▶ _Work to complete_
Search the listing below for the string "Приобретение" and copy every line where it occurs.

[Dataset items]
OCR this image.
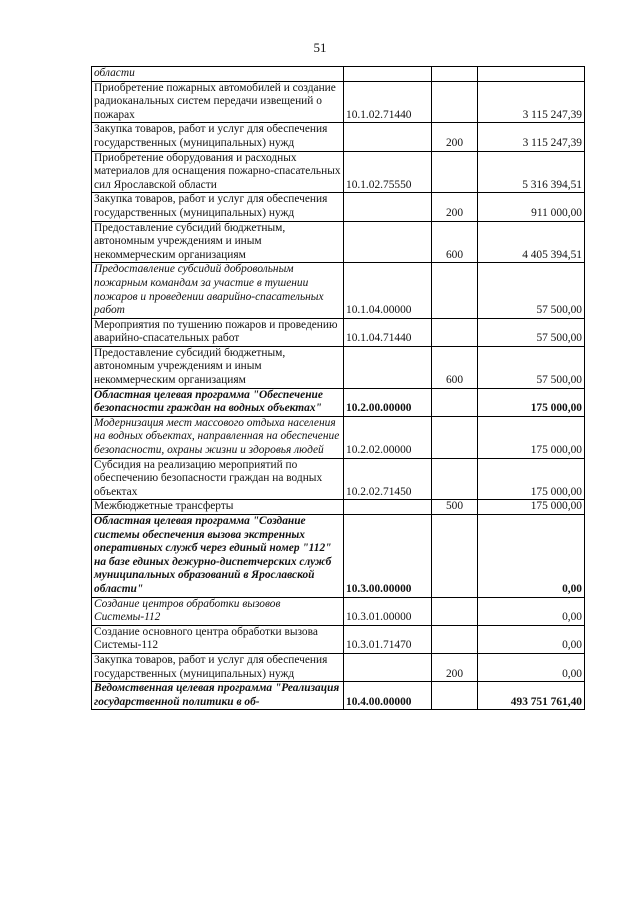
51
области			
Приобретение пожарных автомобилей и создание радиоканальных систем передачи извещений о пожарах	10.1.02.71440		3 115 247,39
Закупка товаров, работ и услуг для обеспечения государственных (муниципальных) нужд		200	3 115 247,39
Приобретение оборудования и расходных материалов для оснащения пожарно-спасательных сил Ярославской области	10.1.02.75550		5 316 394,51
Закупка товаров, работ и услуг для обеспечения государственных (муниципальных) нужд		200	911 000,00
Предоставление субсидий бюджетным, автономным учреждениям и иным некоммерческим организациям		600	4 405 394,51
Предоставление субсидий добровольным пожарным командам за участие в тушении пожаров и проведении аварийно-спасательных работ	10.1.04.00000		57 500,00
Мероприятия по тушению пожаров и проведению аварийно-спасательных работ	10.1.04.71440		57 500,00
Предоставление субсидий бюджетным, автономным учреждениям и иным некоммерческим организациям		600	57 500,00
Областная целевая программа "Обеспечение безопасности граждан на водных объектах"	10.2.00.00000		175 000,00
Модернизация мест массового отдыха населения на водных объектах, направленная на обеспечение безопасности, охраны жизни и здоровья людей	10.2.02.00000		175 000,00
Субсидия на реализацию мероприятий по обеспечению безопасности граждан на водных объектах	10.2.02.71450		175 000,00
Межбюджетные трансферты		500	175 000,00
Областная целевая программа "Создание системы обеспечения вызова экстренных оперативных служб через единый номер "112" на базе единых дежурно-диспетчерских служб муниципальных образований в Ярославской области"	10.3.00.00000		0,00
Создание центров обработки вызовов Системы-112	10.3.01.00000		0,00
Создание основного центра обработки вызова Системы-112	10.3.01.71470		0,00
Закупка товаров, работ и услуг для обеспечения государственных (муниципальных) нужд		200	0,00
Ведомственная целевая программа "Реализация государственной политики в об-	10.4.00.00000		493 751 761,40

▶ _Response to the exercise_
Приобретение пожарных автомобилей и создание радиоканальных систем передачи извещений о пожарах	10.1.02.71440		3 115 247,39
Приобретение оборудования и расходных материалов для оснащения пожарно-спасательных сил Ярославской области	10.1.02.75550		5 316 394,51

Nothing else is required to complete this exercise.